Given instruction: Lift out each line of the data that holds "Новочеркасск".

Data for this task:

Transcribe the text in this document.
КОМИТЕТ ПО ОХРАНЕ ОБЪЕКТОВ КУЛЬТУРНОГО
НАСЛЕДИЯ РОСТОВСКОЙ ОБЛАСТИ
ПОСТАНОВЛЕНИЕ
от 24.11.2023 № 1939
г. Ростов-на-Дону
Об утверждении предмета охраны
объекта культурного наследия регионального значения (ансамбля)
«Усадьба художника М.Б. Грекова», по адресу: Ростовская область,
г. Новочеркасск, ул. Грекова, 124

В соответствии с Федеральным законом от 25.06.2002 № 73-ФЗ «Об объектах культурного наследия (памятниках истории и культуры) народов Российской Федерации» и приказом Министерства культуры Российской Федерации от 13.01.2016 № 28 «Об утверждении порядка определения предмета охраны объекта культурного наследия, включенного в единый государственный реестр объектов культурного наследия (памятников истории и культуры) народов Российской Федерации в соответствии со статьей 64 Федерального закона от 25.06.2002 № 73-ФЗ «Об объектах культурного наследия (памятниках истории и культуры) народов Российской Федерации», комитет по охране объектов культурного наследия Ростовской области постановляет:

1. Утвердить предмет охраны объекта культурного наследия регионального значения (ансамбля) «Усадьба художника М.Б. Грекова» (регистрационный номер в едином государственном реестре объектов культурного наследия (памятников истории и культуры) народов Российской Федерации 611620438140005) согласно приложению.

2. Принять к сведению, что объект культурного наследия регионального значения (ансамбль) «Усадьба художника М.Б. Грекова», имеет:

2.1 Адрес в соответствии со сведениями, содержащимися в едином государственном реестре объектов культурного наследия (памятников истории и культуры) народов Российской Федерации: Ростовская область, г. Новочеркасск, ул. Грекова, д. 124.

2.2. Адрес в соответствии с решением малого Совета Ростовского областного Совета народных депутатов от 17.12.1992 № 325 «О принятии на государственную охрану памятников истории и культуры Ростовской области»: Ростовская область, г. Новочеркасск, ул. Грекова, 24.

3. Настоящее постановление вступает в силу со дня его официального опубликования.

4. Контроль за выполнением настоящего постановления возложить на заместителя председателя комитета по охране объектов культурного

Task answer:
г. Новочеркасск, ул. Грекова, 124
2.1 Адрес в соответствии со сведениями, содержащимися в едином государственном реестре объектов культурного наследия (памятников истории и культуры) народов Российской Федерации: Ростовская область, г. Новочеркасск, ул. Грекова, д. 124.
2.2. Адрес в соответствии с решением малого Совета Ростовского областного Совета народных депутатов от 17.12.1992 № 325 «О принятии на государственную охрану памятников истории и культуры Ростовской области»: Ростовская область, г. Новочеркасск, ул. Грекова, 24.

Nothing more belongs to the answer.